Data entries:
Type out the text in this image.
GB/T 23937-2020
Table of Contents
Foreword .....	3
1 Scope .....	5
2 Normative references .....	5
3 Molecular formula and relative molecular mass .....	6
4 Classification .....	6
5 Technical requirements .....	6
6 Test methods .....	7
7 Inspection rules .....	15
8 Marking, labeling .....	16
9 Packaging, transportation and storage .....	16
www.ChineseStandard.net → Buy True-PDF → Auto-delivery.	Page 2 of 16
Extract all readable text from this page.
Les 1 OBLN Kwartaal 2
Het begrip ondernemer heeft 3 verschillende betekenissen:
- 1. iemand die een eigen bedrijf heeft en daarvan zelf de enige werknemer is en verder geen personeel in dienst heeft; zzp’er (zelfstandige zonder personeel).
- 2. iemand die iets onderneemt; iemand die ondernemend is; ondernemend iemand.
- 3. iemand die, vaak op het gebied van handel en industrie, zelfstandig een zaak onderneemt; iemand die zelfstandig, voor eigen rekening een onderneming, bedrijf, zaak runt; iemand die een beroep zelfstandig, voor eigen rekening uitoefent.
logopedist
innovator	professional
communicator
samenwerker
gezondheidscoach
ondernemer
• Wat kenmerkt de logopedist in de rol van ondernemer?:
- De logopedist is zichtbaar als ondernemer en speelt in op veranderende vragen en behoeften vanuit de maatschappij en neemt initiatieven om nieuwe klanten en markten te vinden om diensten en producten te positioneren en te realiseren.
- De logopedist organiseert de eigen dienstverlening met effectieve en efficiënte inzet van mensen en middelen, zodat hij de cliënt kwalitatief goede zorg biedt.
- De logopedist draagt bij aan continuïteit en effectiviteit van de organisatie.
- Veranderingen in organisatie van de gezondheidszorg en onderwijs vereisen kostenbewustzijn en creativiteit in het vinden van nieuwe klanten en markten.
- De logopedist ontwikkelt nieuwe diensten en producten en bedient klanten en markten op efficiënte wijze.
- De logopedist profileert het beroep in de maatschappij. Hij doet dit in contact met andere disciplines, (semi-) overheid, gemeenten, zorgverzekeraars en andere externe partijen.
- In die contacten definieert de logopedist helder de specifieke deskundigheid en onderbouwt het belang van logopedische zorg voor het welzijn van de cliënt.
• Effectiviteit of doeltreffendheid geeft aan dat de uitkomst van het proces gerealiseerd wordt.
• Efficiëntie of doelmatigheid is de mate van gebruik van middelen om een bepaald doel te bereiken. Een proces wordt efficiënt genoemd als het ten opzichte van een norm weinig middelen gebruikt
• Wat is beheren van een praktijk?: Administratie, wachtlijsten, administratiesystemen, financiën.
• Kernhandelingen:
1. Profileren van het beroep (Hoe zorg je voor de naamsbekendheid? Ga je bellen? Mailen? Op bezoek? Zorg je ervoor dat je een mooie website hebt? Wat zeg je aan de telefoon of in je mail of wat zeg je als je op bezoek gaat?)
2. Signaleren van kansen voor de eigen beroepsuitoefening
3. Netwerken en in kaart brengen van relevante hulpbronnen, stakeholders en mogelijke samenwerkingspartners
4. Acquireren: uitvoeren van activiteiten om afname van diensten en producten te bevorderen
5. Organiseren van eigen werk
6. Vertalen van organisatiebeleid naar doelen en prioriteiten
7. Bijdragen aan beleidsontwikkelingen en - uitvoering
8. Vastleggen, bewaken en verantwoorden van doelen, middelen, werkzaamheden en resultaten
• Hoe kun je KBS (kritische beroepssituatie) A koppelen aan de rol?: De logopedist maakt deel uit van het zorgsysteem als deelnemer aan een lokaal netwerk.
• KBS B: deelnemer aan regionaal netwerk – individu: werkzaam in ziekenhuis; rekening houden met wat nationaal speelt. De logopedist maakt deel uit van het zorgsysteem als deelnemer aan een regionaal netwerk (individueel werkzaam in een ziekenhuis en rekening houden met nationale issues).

- [SHORT TASK] Find and copy every line in the entries above where the string "iemand" occurs.

- [SOLVED PROBLEM]
- 1. iemand die een eigen bedrijf heeft en daarvan zelf de enige werknemer is en verder geen personeel in dienst heeft; zzp’er (zelfstandige zonder personeel).
- 2. iemand die iets onderneemt; iemand die ondernemend is; ondernemend iemand.
- 3. iemand die, vaak op het gebied van handel en industrie, zelfstandig een zaak onderneemt; iemand die zelfstandig, voor eigen rekening een onderneming, bedrijf, zaak runt; iemand die een beroep zelfstandig, voor eigen rekening uitoefent.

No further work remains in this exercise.